▶ **Exercise instructions**
Write out the material exactly. Do not include the pictures.

▶ **Supplied material**
# # # # #

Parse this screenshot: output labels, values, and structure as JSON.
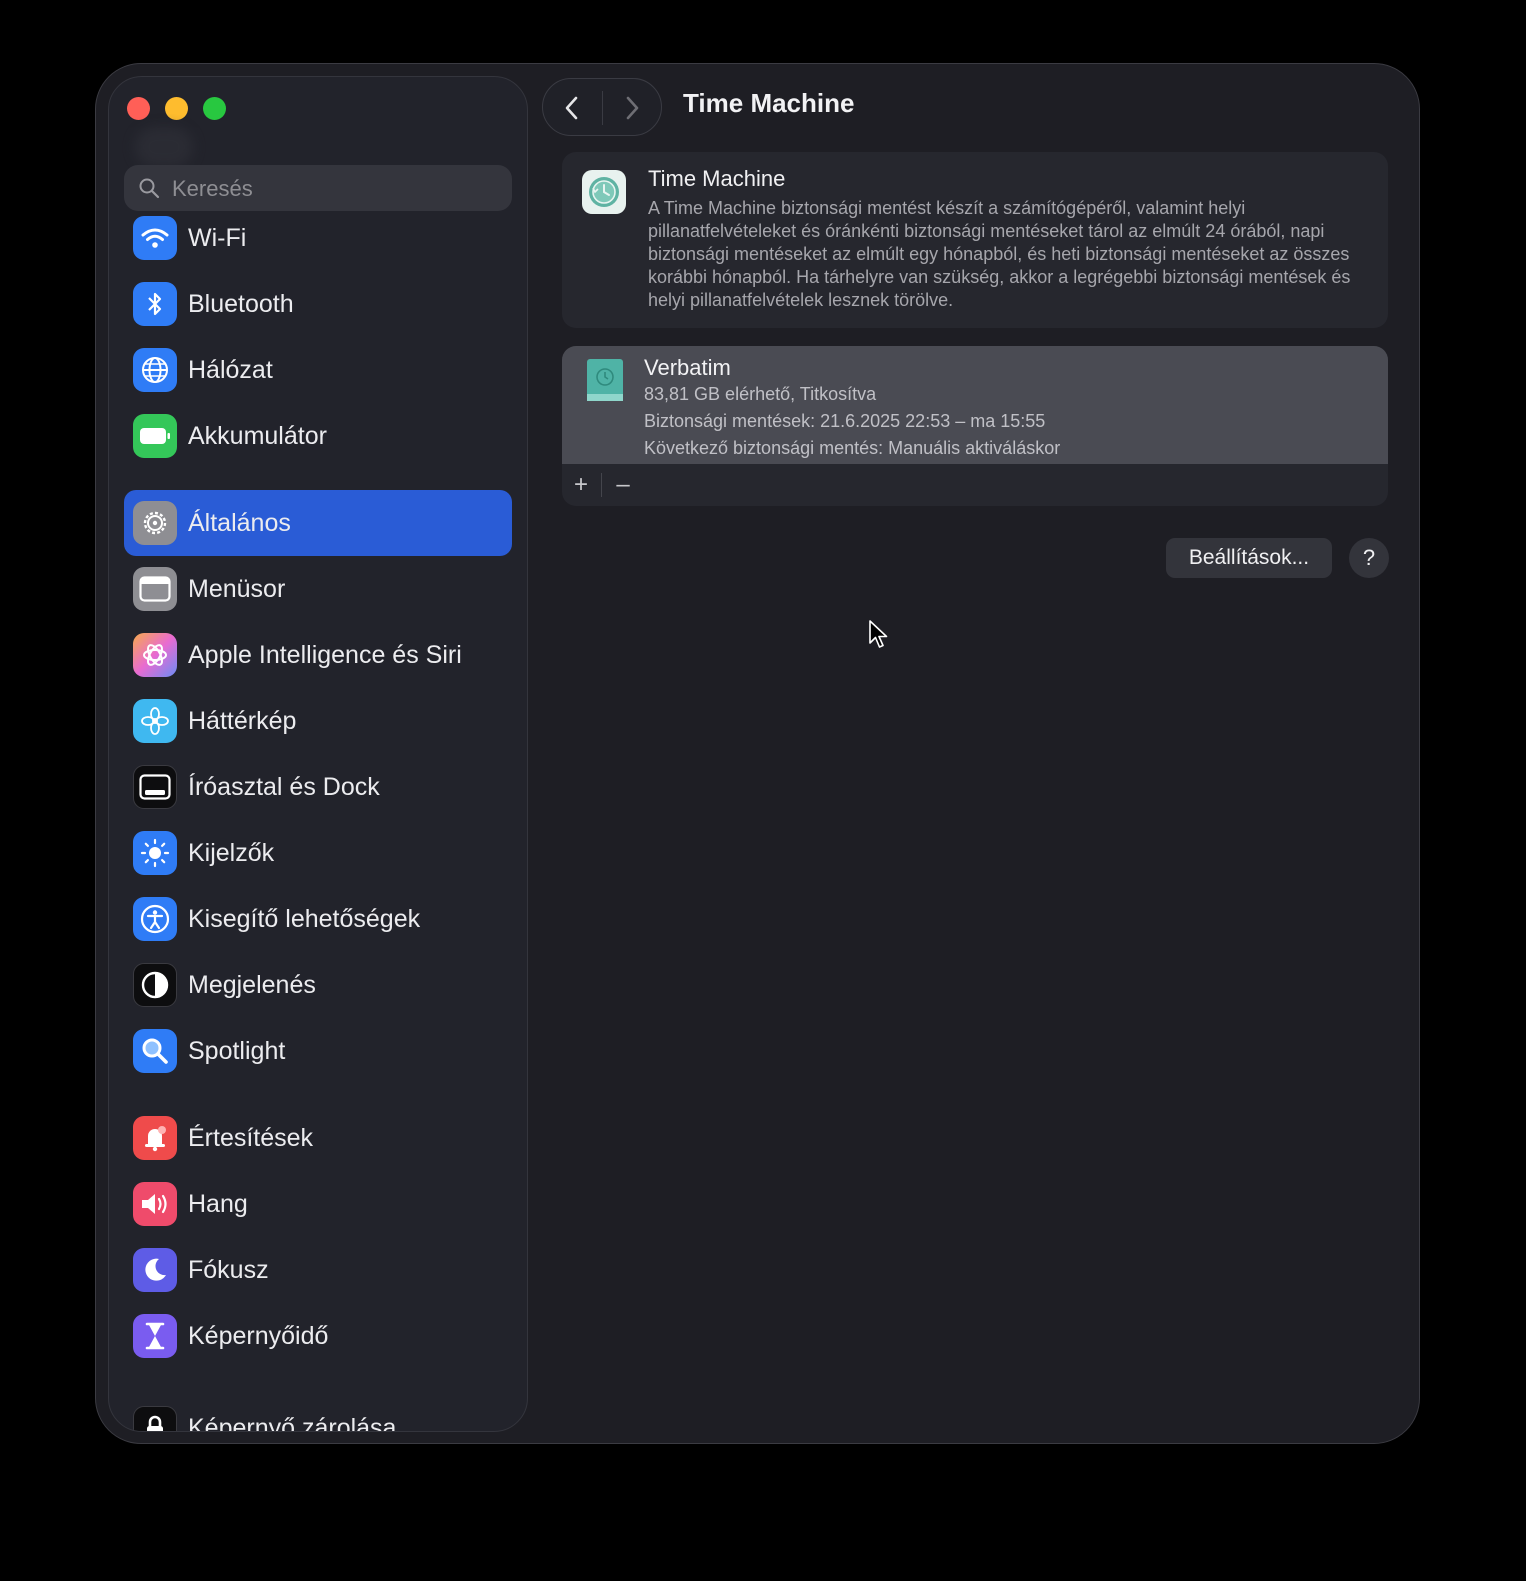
{
  "window": {
    "title": "Time Machine"
  },
  "search": {
    "placeholder": "Keresés"
  },
  "sidebar": {
    "items": [
      {
        "label": "Wi-Fi",
        "icon": "wifi-icon",
        "color": "#2f7cf6"
      },
      {
        "label": "Bluetooth",
        "icon": "bluetooth-icon",
        "color": "#2f7cf6"
      },
      {
        "label": "Hálózat",
        "icon": "globe-icon",
        "color": "#2f7cf6"
      },
      {
        "label": "Akkumulátor",
        "icon": "battery-icon",
        "color": "#34c759"
      },
      {
        "label": "Általános",
        "icon": "gear-icon",
        "color": "#8e8e93",
        "active": true
      },
      {
        "label": "Menüsor",
        "icon": "menubar-icon",
        "color": "#8e8e93"
      },
      {
        "label": "Apple Intelligence és Siri",
        "icon": "apple-intelligence-icon",
        "color": "#e86bd1"
      },
      {
        "label": "Háttérkép",
        "icon": "flower-icon",
        "color": "#3fb8f0"
      },
      {
        "label": "Íróasztal és Dock",
        "icon": "dock-icon",
        "color": "#111111"
      },
      {
        "label": "Kijelzők",
        "icon": "sun-icon",
        "color": "#2f7cf6"
      },
      {
        "label": "Kisegítő lehetőségek",
        "icon": "accessibility-icon",
        "color": "#2f7cf6"
      },
      {
        "label": "Megjelenés",
        "icon": "appearance-icon",
        "color": "#111111"
      },
      {
        "label": "Spotlight",
        "icon": "magnifier-icon",
        "color": "#2f7cf6"
      },
      {
        "label": "Értesítések",
        "icon": "bell-icon",
        "color": "#ef4b4b"
      },
      {
        "label": "Hang",
        "icon": "speaker-icon",
        "color": "#ef4b6b"
      },
      {
        "label": "Fókusz",
        "icon": "moon-icon",
        "color": "#5e5ce6"
      },
      {
        "label": "Képernyőidő",
        "icon": "hourglass-icon",
        "color": "#7a5cf0"
      },
      {
        "label": "Képernyő zárolása",
        "icon": "lock-icon",
        "color": "#111111"
      }
    ]
  },
  "main": {
    "title": "Time Machine",
    "info": {
      "title": "Time Machine",
      "description": "A Time Machine biztonsági mentést készít a számítógépéről, valamint helyi pillanatfelvételeket és óránkénti biztonsági mentéseket tárol az elmúlt 24 órából, napi biztonsági mentéseket az elmúlt egy hónapból, és heti biztonsági mentéseket az összes korábbi hónapból. Ha tárhelyre van szükség, akkor a legrégebbi biztonsági mentések és helyi pillanatfelvételek lesznek törölve."
    },
    "disk": {
      "name": "Verbatim",
      "capacity": "83,81 GB elérhető, Titkosítva",
      "backups": "Biztonsági mentések: 21.6.2025 22:53 – ma 15:55",
      "next": "Következő biztonsági mentés: Manuális aktiváláskor"
    },
    "controls": {
      "add": "+",
      "remove": "–"
    },
    "settings_button": "Beállítások...",
    "help_button": "?"
  },
  "colors": {
    "accent": "#2a5cd6",
    "background": "#1e1e24"
  }
}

# # # # #

▶ **Finished exercise**
Parse this screenshot: output labels, values, and structure as JSON.
{
  "window": {
    "title": "Time Machine"
  },
  "search": {
    "placeholder": "Keresés"
  },
  "sidebar": {
    "items": [
      {
        "label": "Wi-Fi",
        "icon": "wifi-icon",
        "color": "#2f7cf6"
      },
      {
        "label": "Bluetooth",
        "icon": "bluetooth-icon",
        "color": "#2f7cf6"
      },
      {
        "label": "Hálózat",
        "icon": "globe-icon",
        "color": "#2f7cf6"
      },
      {
        "label": "Akkumulátor",
        "icon": "battery-icon",
        "color": "#34c759"
      },
      {
        "label": "Általános",
        "icon": "gear-icon",
        "color": "#8e8e93",
        "active": true
      },
      {
        "label": "Menüsor",
        "icon": "menubar-icon",
        "color": "#8e8e93"
      },
      {
        "label": "Apple Intelligence és Siri",
        "icon": "apple-intelligence-icon",
        "color": "#e86bd1"
      },
      {
        "label": "Háttérkép",
        "icon": "flower-icon",
        "color": "#3fb8f0"
      },
      {
        "label": "Íróasztal és Dock",
        "icon": "dock-icon",
        "color": "#111111"
      },
      {
        "label": "Kijelzők",
        "icon": "sun-icon",
        "color": "#2f7cf6"
      },
      {
        "label": "Kisegítő lehetőségek",
        "icon": "accessibility-icon",
        "color": "#2f7cf6"
      },
      {
        "label": "Megjelenés",
        "icon": "appearance-icon",
        "color": "#111111"
      },
      {
        "label": "Spotlight",
        "icon": "magnifier-icon",
        "color": "#2f7cf6"
      },
      {
        "label": "Értesítések",
        "icon": "bell-icon",
        "color": "#ef4b4b"
      },
      {
        "label": "Hang",
        "icon": "speaker-icon",
        "color": "#ef4b6b"
      },
      {
        "label": "Fókusz",
        "icon": "moon-icon",
        "color": "#5e5ce6"
      },
      {
        "label": "Képernyőidő",
        "icon": "hourglass-icon",
        "color": "#7a5cf0"
      },
      {
        "label": "Képernyő zárolása",
        "icon": "lock-icon",
        "color": "#111111"
      }
    ]
  },
  "main": {
    "title": "Time Machine",
    "info": {
      "title": "Time Machine",
      "description": "A Time Machine biztonsági mentést készít a számítógépéről, valamint helyi pillanatfelvételeket és óránkénti biztonsági mentéseket tárol az elmúlt 24 órából, napi biztonsági mentéseket az elmúlt egy hónapból, és heti biztonsági mentéseket az összes korábbi hónapból. Ha tárhelyre van szükség, akkor a legrégebbi biztonsági mentések és helyi pillanatfelvételek lesznek törölve."
    },
    "disk": {
      "name": "Verbatim",
      "capacity": "83,81 GB elérhető, Titkosítva",
      "backups": "Biztonsági mentések: 21.6.2025 22:53 – ma 15:55",
      "next": "Következő biztonsági mentés: Manuális aktiváláskor"
    },
    "controls": {
      "add": "+",
      "remove": "–"
    },
    "settings_button": "Beállítások...",
    "help_button": "?"
  },
  "colors": {
    "accent": "#2a5cd6",
    "background": "#1e1e24"
  }
}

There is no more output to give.